Stored records:
========================================================================

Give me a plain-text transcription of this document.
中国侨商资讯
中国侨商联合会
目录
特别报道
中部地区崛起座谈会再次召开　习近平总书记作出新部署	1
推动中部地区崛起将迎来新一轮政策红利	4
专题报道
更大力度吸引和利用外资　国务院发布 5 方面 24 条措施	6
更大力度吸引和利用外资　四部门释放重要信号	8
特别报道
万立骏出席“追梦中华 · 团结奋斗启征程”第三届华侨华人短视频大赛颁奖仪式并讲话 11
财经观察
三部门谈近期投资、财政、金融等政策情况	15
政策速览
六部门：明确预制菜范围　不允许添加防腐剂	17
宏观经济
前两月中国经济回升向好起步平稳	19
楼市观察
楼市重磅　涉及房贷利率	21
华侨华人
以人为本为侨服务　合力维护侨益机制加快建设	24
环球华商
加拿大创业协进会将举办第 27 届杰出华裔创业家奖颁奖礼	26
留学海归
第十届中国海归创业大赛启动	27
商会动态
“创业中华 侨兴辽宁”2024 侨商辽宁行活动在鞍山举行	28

========================================================================

Restate every entry word for word.

Give me a plain-text transcription of this document.
中国侨商资讯
中国侨商联合会
目录
特别报道
中部地区崛起座谈会再次召开　习近平总书记作出新部署	1
推动中部地区崛起将迎来新一轮政策红利	4
专题报道
更大力度吸引和利用外资　国务院发布 5 方面 24 条措施	6
更大力度吸引和利用外资　四部门释放重要信号	8
特别报道
万立骏出席“追梦中华 · 团结奋斗启征程”第三届华侨华人短视频大赛颁奖仪式并讲话 11
财经观察
三部门谈近期投资、财政、金融等政策情况	15
政策速览
六部门：明确预制菜范围　不允许添加防腐剂	17
宏观经济
前两月中国经济回升向好起步平稳	19
楼市观察
楼市重磅　涉及房贷利率	21
华侨华人
以人为本为侨服务　合力维护侨益机制加快建设	24
环球华商
加拿大创业协进会将举办第 27 届杰出华裔创业家奖颁奖礼	26
留学海归
第十届中国海归创业大赛启动	27
商会动态
“创业中华 侨兴辽宁”2024 侨商辽宁行活动在鞍山举行	28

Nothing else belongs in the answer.